**Written request:**
Express the lines of the data as a JSON list of strings, one string per line, omitting blank lines. Begin at the line that contains "x-tick-label: 2017年: [385, 426, 439, 444]" and stop after the line that contains "data-label: 71.20%: [163, 152, 221, 170]".

---------- Provided material ----------

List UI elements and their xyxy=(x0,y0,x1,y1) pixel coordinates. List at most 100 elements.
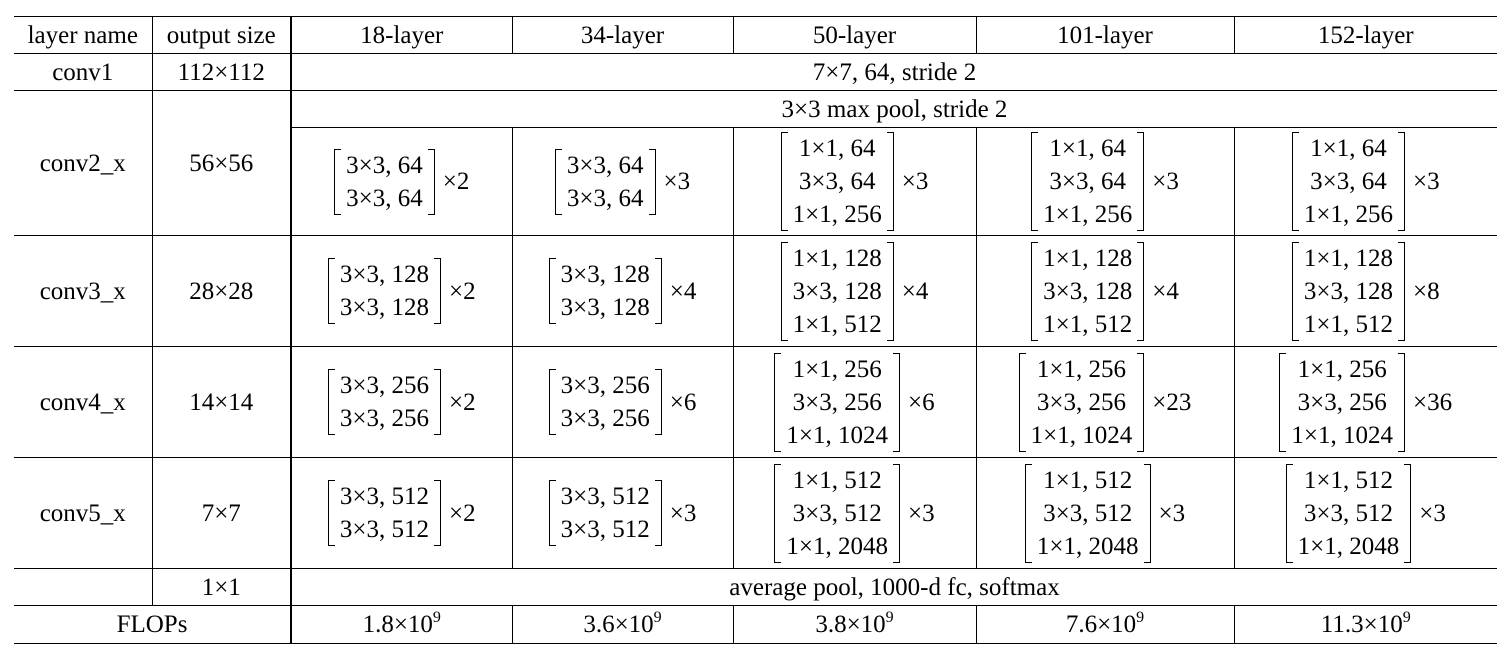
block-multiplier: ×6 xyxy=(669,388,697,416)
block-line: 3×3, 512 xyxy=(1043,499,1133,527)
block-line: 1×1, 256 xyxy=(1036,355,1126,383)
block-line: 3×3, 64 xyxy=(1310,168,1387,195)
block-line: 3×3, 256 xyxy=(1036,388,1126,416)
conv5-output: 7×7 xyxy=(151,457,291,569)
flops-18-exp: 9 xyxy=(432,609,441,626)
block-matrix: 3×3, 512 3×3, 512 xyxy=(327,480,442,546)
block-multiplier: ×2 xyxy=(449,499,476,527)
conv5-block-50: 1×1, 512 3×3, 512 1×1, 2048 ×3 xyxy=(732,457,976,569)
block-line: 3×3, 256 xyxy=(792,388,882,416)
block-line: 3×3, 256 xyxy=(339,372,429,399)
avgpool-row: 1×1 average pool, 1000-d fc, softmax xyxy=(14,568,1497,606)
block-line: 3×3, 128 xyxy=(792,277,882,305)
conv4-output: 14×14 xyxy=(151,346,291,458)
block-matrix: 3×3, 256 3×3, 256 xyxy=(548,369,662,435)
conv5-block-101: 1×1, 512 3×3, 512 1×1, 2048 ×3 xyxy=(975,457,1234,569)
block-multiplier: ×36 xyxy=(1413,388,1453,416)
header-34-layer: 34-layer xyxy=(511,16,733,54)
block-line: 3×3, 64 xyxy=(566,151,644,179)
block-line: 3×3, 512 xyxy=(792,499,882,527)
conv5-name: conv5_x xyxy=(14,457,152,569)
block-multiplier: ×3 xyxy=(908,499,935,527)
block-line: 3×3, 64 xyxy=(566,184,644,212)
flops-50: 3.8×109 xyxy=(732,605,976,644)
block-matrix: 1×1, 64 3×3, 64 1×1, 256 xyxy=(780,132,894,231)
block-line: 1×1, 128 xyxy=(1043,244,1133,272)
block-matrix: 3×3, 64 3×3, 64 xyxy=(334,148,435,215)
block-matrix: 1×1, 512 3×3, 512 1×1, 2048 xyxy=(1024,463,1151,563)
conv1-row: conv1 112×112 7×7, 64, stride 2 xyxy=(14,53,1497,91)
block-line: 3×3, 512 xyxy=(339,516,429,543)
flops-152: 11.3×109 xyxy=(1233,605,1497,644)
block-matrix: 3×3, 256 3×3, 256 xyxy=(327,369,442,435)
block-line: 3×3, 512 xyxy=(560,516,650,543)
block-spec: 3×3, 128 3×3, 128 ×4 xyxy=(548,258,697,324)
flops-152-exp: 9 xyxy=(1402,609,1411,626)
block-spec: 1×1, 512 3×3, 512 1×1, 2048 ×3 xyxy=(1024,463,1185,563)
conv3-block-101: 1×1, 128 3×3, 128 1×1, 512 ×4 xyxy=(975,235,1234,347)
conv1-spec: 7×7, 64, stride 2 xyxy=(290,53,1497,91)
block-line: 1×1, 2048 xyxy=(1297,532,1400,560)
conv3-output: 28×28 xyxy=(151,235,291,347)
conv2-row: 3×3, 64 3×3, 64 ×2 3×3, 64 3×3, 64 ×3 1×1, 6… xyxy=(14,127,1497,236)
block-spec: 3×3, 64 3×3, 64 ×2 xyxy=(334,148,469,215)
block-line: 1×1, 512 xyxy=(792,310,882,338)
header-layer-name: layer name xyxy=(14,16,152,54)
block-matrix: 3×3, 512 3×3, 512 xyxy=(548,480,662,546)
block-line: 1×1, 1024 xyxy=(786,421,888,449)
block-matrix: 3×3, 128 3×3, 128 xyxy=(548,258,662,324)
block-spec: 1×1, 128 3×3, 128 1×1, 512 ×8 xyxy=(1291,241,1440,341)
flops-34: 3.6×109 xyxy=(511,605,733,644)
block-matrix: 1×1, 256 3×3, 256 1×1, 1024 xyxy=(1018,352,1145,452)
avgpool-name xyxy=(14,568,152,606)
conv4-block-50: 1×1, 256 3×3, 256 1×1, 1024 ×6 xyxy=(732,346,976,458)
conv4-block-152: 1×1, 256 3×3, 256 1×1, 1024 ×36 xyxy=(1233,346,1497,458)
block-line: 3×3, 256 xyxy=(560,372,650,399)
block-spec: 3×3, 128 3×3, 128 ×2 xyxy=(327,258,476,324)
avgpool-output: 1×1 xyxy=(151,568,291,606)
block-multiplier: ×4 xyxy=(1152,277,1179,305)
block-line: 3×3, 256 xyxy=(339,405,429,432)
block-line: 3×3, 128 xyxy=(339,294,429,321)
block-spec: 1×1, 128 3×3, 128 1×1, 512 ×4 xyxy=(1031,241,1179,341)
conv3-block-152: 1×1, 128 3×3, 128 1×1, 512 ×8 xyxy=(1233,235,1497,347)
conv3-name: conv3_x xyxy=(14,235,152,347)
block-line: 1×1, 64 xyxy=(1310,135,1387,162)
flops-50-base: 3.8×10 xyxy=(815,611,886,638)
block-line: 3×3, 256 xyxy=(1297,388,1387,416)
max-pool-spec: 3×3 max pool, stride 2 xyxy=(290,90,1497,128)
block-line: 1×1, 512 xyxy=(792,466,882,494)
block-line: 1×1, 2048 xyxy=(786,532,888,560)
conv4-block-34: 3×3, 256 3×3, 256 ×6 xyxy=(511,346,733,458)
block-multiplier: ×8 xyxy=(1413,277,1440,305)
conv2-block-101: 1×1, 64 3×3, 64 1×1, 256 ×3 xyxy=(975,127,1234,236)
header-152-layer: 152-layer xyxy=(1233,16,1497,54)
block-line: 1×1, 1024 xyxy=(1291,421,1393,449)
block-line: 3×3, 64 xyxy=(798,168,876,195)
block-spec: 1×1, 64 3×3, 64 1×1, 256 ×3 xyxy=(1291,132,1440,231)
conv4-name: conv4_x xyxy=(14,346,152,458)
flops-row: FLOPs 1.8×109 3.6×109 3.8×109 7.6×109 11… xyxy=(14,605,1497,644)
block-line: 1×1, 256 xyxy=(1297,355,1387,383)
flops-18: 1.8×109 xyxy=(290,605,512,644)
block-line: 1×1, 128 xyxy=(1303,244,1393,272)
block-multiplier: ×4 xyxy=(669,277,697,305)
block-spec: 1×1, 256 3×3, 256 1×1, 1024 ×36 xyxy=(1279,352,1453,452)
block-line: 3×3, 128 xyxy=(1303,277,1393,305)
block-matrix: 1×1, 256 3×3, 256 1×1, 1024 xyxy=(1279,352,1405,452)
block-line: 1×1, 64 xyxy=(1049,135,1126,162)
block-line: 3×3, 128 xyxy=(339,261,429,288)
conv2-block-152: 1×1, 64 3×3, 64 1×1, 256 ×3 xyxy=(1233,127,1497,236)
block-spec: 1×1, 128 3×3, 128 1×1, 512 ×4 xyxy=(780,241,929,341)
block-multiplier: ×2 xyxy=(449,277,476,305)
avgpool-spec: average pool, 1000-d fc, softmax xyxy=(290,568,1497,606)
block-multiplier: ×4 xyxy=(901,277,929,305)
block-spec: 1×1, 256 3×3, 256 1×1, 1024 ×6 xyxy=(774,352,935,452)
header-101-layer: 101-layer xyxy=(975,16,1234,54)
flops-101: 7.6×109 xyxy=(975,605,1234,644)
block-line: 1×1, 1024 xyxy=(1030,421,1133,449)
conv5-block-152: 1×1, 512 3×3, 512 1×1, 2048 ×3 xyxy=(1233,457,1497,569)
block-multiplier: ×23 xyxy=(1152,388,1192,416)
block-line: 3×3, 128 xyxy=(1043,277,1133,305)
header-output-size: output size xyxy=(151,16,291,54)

----------
---------- Provided material ----------

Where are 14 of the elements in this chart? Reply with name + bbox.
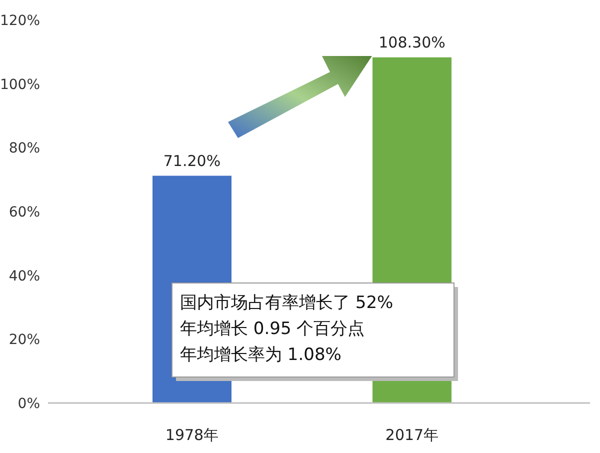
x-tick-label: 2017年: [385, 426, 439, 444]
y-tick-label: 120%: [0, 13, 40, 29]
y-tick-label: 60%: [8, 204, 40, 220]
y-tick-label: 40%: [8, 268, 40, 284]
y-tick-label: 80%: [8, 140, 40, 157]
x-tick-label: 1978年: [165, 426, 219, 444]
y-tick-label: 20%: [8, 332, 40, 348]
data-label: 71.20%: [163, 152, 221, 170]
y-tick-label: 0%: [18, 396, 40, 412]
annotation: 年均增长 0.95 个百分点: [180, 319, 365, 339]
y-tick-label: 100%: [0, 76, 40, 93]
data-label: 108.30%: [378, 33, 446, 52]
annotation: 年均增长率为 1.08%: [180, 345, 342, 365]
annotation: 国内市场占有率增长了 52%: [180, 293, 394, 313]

----------

**Result for this task:**
[
  "x-tick-label: 2017年: [385, 426, 439, 444]",
  "y-tick-label: 120%: [0, 13, 40, 29]",
  "y-tick-label: 60%: [8, 204, 40, 220]",
  "y-tick-label: 40%: [8, 268, 40, 284]",
  "y-tick-label: 80%: [8, 140, 40, 157]",
  "x-tick-label: 1978年: [165, 426, 219, 444]",
  "y-tick-label: 20%: [8, 332, 40, 348]",
  "data-label: 71.20%: [163, 152, 221, 170]"
]